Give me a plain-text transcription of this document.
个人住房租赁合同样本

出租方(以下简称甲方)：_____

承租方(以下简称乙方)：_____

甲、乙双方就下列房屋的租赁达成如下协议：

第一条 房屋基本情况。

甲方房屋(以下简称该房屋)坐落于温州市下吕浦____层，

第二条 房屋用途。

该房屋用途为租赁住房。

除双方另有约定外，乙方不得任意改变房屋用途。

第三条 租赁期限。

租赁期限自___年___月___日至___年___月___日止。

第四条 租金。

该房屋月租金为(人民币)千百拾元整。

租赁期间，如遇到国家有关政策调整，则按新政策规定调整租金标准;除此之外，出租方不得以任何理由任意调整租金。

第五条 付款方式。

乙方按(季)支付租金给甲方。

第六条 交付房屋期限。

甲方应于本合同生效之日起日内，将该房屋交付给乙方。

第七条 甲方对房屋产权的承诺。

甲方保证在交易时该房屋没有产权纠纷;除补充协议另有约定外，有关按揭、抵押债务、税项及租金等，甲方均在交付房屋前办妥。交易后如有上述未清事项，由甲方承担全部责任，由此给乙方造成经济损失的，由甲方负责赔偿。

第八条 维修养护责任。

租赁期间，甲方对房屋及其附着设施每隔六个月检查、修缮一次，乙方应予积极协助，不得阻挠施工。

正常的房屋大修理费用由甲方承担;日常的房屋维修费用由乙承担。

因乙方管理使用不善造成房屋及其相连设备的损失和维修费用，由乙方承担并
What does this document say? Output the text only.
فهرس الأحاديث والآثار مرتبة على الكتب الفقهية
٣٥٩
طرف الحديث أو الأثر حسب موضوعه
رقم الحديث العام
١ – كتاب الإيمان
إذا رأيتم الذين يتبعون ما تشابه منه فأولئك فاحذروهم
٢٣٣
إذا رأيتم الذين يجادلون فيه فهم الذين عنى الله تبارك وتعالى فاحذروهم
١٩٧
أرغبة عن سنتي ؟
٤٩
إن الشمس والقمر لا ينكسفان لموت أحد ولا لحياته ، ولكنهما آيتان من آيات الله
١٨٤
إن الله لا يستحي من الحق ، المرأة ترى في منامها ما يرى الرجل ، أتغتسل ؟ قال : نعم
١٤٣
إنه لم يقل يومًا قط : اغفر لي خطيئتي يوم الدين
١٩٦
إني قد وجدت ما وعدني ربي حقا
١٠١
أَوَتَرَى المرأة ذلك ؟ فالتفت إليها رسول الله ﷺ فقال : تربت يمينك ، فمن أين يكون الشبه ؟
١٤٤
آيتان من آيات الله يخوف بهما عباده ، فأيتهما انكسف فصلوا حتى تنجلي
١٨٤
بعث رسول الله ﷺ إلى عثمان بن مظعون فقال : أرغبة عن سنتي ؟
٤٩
----------
## Problem to work on
Exactly reproduce every record.

## Final result
Give me a plain-text transcription of this document.
个人住房租赁合同样本

出租方(以下简称甲方)：_____

承租方(以下简称乙方)：_____

甲、乙双方就下列房屋的租赁达成如下协议：

第一条 房屋基本情况。

甲方房屋(以下简称该房屋)坐落于温州市下吕浦____层，

第二条 房屋用途。

该房屋用途为租赁住房。

除双方另有约定外，乙方不得任意改变房屋用途。

第三条 租赁期限。

租赁期限自___年___月___日至___年___月___日止。

第四条 租金。

该房屋月租金为(人民币)千百拾元整。

租赁期间，如遇到国家有关政策调整，则按新政策规定调整租金标准;除此之外，出租方不得以任何理由任意调整租金。

第五条 付款方式。

乙方按(季)支付租金给甲方。

第六条 交付房屋期限。

甲方应于本合同生效之日起日内，将该房屋交付给乙方。

第七条 甲方对房屋产权的承诺。

甲方保证在交易时该房屋没有产权纠纷;除补充协议另有约定外，有关按揭、抵押债务、税项及租金等，甲方均在交付房屋前办妥。交易后如有上述未清事项，由甲方承担全部责任，由此给乙方造成经济损失的，由甲方负责赔偿。

第八条 维修养护责任。

租赁期间，甲方对房屋及其附着设施每隔六个月检查、修缮一次，乙方应予积极协助，不得阻挠施工。

正常的房屋大修理费用由甲方承担;日常的房屋维修费用由乙承担。

因乙方管理使用不善造成房屋及其相连设备的损失和维修费用，由乙方承担并
What does this document say? Output the text only.
فهرس الأحاديث والآثار مرتبة على الكتب الفقهية
٣٥٩
طرف الحديث أو الأثر حسب موضوعه
رقم الحديث العام
١ – كتاب الإيمان
إذا رأيتم الذين يتبعون ما تشابه منه فأولئك فاحذروهم
٢٣٣
إذا رأيتم الذين يجادلون فيه فهم الذين عنى الله تبارك وتعالى فاحذروهم
١٩٧
أرغبة عن سنتي ؟
٤٩
إن الشمس والقمر لا ينكسفان لموت أحد ولا لحياته ، ولكنهما آيتان من آيات الله
١٨٤
إن الله لا يستحي من الحق ، المرأة ترى في منامها ما يرى الرجل ، أتغتسل ؟ قال : نعم
١٤٣
إنه لم يقل يومًا قط : اغفر لي خطيئتي يوم الدين
١٩٦
إني قد وجدت ما وعدني ربي حقا
١٠١
أَوَتَرَى المرأة ذلك ؟ فالتفت إليها رسول الله ﷺ فقال : تربت يمينك ، فمن أين يكون الشبه ؟
١٤٤
آيتان من آيات الله يخوف بهما عباده ، فأيتهما انكسف فصلوا حتى تنجلي
١٨٤
بعث رسول الله ﷺ إلى عثمان بن مظعون فقال : أرغبة عن سنتي ؟
٤٩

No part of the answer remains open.